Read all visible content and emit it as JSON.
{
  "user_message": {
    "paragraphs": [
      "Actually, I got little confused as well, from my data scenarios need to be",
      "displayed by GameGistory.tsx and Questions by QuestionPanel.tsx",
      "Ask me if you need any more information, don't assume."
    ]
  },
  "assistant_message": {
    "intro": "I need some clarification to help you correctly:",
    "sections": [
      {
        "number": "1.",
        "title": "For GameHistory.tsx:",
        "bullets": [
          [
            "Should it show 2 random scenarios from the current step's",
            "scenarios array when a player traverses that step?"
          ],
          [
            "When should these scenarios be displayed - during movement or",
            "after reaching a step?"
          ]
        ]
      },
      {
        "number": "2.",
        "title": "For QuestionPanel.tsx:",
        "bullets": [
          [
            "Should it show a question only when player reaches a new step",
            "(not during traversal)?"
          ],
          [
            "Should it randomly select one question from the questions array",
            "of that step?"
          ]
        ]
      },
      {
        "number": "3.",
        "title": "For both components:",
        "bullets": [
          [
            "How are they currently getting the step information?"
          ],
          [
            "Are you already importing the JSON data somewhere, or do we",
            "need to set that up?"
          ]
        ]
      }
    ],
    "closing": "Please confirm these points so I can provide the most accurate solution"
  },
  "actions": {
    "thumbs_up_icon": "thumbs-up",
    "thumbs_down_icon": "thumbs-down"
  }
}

Written task: Find the word "data" in the entries above and gather every line that holds it.

Task solution:
      "Actually, I got little confused as well, from my data scenarios need to be",
            "Are you already importing the JSON data somewhere, or do we",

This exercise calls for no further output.